### Instructions to follow
Copy the listing word for word, starting at its first line and stopping after the line that contains "x-tick-label: 1 - Veldig".

### Exercise input
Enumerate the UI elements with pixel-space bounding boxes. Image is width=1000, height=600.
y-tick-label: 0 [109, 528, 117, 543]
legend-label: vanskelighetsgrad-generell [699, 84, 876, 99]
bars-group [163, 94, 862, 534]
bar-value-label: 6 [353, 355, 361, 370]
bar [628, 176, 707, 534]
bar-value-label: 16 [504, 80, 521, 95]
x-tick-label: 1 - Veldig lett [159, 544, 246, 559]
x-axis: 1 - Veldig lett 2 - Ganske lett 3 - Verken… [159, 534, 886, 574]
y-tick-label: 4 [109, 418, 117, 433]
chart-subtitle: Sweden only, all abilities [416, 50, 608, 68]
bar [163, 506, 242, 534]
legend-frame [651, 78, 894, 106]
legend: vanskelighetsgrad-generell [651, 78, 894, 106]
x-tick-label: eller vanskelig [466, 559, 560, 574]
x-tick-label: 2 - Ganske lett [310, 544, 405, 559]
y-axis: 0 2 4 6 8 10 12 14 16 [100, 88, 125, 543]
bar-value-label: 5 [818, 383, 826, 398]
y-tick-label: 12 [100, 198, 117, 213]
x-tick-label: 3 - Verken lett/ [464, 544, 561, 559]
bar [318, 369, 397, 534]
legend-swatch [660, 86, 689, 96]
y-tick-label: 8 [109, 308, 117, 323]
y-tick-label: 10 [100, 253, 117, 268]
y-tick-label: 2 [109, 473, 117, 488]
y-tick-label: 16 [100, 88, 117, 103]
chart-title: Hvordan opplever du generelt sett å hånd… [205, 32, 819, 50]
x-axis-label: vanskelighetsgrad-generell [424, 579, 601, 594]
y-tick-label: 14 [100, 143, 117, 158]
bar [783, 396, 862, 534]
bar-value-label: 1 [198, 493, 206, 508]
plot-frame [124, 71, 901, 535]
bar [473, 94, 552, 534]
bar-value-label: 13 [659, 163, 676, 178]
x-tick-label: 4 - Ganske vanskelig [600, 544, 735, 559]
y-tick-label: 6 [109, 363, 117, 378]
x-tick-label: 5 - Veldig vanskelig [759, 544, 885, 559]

### Task response
Enumerate the UI elements with pixel-space bounding boxes. Image is width=1000, height=600.
y-tick-label: 0 [109, 528, 117, 543]
legend-label: vanskelighetsgrad-generell [699, 84, 876, 99]
bars-group [163, 94, 862, 534]
bar-value-label: 6 [353, 355, 361, 370]
bar [628, 176, 707, 534]
bar-value-label: 16 [504, 80, 521, 95]
x-tick-label: 1 - Veldig lett [159, 544, 246, 559]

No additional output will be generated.